Start PROVIDED RECORDS

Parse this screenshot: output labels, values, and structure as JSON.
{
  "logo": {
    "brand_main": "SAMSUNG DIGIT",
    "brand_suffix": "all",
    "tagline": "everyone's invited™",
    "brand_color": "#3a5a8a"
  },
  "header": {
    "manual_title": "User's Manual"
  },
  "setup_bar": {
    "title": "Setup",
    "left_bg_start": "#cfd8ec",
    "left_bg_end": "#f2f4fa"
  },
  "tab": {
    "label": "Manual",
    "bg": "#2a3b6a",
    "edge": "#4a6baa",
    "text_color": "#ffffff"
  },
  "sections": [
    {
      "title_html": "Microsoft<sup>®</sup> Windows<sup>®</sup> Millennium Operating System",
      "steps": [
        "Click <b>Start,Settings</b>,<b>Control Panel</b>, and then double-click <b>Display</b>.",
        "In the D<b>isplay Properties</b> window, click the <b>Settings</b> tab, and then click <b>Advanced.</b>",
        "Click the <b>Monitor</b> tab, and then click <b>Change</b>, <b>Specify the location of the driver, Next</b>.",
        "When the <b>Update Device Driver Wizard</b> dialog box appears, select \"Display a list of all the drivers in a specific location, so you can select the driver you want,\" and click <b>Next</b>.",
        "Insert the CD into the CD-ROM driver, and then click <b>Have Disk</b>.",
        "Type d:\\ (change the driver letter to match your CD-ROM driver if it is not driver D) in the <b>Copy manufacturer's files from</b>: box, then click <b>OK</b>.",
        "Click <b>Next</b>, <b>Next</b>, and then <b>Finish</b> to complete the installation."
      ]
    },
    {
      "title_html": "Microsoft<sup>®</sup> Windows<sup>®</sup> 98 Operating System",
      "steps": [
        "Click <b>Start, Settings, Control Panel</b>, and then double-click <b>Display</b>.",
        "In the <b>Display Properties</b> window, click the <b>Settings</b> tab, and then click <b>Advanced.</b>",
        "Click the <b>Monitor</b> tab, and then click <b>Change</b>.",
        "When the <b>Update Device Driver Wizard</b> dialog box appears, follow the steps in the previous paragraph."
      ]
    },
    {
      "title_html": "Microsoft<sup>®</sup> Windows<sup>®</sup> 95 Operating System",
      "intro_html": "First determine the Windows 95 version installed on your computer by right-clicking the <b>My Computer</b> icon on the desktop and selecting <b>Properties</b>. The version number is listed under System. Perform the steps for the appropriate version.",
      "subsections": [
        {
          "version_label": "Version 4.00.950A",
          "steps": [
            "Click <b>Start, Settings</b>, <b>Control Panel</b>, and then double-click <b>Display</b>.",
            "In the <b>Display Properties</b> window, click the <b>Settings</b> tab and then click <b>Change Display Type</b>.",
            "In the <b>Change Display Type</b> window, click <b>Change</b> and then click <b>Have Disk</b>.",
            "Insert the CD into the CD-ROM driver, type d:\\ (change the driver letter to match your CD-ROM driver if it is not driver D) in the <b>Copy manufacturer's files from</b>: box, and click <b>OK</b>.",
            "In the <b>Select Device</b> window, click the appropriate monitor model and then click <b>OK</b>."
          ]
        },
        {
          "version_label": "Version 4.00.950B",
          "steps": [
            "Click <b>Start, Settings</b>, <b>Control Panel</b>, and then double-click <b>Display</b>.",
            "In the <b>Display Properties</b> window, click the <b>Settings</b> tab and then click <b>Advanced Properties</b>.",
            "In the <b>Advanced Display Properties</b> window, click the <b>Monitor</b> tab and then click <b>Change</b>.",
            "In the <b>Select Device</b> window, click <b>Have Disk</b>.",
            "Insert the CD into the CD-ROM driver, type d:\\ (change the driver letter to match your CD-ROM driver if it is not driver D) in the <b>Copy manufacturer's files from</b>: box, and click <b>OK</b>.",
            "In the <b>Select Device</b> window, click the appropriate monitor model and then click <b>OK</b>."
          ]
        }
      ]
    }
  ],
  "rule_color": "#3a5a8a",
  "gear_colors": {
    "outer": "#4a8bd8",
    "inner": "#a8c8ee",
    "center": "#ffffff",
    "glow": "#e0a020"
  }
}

End PROVIDED RECORDS

▸ **THE TASK**
Report back each line of the entries that holds the string "Manual".

▸ **RESPONSE TO THE TASK**
    "manual_title": "User's Manual"
    "label": "Manual",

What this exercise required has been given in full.